**Exercise requirements**
Find and copy every line in the records that includes the string "Auto".

**Data shown**

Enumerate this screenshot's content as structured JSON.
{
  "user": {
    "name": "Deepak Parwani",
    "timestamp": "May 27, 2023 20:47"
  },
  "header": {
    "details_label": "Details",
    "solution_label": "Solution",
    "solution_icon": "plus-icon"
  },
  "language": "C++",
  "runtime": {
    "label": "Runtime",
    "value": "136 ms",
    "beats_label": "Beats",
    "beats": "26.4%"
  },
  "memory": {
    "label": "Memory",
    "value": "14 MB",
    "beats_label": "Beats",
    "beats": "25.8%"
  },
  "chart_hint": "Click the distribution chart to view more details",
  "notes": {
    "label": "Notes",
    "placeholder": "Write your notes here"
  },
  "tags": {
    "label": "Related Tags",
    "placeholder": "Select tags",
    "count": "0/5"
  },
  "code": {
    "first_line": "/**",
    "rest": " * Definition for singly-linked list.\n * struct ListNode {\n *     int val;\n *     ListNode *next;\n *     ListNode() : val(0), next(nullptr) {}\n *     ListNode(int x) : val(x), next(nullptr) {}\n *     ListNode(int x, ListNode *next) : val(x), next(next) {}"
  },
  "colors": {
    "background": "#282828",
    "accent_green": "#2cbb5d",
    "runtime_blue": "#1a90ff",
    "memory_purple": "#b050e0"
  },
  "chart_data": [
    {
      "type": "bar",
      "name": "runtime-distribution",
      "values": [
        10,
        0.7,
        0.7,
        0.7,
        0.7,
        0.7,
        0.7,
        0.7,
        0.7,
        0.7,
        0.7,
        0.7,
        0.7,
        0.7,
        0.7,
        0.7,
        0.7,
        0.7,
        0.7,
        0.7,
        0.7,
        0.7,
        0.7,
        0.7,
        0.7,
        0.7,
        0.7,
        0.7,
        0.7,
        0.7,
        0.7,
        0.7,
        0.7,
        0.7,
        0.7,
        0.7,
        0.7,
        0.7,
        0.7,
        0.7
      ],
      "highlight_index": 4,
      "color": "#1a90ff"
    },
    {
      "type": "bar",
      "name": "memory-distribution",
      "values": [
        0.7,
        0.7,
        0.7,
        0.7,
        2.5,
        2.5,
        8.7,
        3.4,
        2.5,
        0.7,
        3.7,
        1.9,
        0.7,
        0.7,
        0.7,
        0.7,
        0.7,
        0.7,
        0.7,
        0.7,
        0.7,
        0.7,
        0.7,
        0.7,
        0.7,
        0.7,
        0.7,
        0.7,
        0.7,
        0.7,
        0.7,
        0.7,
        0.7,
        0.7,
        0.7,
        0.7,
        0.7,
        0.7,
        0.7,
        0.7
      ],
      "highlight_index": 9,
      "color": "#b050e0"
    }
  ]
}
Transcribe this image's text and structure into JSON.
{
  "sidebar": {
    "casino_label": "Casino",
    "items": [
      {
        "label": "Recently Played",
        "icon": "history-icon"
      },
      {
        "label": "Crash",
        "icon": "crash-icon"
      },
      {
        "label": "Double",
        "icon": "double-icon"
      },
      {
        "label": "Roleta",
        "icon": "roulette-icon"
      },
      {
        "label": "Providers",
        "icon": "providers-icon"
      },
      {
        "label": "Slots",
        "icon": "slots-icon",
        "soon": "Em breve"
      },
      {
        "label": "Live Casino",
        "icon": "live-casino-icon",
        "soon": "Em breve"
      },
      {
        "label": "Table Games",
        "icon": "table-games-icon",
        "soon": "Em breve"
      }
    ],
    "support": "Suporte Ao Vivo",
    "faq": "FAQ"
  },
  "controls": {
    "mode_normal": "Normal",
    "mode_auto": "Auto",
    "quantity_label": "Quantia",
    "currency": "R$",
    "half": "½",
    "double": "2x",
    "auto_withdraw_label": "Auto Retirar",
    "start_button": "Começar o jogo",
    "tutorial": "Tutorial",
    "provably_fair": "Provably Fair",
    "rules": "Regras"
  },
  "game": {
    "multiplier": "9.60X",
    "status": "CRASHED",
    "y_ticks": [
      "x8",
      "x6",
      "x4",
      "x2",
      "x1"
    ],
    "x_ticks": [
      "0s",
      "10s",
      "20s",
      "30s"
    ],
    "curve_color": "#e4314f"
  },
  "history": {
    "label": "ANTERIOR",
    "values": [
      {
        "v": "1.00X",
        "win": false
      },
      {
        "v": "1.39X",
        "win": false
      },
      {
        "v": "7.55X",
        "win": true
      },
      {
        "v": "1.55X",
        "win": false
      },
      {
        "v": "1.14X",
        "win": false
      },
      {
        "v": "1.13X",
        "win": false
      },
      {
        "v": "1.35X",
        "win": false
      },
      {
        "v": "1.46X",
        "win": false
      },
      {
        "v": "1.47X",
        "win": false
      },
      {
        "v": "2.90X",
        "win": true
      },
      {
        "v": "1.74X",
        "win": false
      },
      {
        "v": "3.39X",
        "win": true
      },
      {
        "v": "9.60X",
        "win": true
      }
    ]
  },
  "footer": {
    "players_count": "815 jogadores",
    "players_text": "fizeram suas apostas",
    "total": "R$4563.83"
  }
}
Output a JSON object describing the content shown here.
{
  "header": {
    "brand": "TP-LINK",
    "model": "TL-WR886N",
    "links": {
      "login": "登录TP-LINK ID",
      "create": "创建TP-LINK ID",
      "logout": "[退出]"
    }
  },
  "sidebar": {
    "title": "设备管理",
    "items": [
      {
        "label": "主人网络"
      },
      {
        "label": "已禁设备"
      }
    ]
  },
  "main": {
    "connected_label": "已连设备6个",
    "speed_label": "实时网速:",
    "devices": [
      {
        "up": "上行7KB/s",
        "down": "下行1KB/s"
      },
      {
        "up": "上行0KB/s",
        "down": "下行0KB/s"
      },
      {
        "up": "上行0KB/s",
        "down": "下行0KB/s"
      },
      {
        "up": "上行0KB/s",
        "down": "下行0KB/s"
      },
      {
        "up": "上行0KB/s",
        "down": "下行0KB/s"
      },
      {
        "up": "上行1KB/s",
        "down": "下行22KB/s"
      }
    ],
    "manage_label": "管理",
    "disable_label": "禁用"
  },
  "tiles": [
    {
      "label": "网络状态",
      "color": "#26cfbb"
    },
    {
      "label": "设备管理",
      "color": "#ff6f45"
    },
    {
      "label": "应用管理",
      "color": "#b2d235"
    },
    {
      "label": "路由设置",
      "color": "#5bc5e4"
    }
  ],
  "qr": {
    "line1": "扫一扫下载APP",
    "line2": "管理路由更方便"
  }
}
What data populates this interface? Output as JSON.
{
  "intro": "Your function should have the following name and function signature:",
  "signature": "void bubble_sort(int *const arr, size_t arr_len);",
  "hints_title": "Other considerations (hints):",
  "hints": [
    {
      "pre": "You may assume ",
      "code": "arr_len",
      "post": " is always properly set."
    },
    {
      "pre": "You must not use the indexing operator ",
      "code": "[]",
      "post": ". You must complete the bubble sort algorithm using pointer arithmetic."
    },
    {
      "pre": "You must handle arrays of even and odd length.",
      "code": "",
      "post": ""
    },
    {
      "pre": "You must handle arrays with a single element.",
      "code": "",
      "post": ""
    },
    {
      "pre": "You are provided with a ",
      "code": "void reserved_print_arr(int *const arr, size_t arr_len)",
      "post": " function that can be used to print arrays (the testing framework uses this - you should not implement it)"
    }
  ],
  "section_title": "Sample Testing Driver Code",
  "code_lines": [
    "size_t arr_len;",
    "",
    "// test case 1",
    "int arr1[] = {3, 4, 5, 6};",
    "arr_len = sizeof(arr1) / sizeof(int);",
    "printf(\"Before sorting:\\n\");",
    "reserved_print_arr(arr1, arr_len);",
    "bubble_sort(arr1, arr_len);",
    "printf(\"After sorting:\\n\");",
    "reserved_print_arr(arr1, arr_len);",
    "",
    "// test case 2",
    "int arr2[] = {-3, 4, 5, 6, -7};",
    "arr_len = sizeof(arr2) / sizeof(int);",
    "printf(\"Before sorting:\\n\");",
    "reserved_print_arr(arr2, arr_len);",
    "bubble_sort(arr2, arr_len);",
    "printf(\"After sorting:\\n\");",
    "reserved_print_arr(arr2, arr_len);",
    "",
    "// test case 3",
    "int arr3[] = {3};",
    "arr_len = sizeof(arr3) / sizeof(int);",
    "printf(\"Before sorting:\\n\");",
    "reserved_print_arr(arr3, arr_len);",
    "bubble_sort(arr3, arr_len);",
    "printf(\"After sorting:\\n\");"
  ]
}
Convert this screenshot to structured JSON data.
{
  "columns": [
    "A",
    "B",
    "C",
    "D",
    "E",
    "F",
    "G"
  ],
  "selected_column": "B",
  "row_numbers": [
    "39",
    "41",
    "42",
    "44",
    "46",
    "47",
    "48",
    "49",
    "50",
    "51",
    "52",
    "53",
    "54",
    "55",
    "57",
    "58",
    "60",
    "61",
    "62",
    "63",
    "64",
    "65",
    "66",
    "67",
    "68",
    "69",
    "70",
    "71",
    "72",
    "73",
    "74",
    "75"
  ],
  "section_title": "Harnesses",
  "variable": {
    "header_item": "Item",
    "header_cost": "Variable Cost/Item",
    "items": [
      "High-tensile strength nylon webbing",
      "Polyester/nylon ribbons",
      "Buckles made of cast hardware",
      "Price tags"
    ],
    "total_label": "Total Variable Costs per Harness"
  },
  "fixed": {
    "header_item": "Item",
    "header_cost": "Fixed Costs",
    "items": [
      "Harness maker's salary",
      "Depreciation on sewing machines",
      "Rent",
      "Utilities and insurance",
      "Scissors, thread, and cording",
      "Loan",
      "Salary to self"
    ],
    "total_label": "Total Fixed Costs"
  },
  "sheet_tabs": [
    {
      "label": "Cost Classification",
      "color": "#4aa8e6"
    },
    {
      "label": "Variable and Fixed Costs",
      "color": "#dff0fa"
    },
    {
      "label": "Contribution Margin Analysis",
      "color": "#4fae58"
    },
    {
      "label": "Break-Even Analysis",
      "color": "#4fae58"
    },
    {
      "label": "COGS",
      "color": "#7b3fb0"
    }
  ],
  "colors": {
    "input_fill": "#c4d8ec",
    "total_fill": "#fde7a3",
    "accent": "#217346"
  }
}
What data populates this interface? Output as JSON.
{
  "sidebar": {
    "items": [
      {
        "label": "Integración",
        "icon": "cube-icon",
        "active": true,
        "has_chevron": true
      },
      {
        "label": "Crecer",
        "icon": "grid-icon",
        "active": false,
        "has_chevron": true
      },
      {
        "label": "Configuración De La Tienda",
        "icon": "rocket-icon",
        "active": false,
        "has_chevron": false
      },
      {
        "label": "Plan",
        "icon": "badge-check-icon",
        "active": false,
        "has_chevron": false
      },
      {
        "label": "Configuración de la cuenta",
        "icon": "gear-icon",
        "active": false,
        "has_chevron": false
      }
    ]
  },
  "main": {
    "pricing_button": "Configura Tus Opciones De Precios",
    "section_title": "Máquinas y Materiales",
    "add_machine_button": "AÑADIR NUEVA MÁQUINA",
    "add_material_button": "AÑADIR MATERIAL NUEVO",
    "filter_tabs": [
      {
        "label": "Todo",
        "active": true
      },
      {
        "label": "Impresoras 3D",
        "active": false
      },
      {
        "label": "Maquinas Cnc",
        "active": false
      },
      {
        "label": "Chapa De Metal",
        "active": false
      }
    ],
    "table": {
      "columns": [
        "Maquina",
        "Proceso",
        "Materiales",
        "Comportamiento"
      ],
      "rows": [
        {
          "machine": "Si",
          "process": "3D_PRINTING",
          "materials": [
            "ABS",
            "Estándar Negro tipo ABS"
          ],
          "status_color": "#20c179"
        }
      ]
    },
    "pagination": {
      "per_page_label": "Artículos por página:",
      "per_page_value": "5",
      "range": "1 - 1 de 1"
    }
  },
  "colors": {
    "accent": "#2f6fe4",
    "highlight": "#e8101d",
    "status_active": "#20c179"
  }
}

**Output**
    "mode_auto": "Auto",
    "auto_withdraw_label": "Auto Retirar",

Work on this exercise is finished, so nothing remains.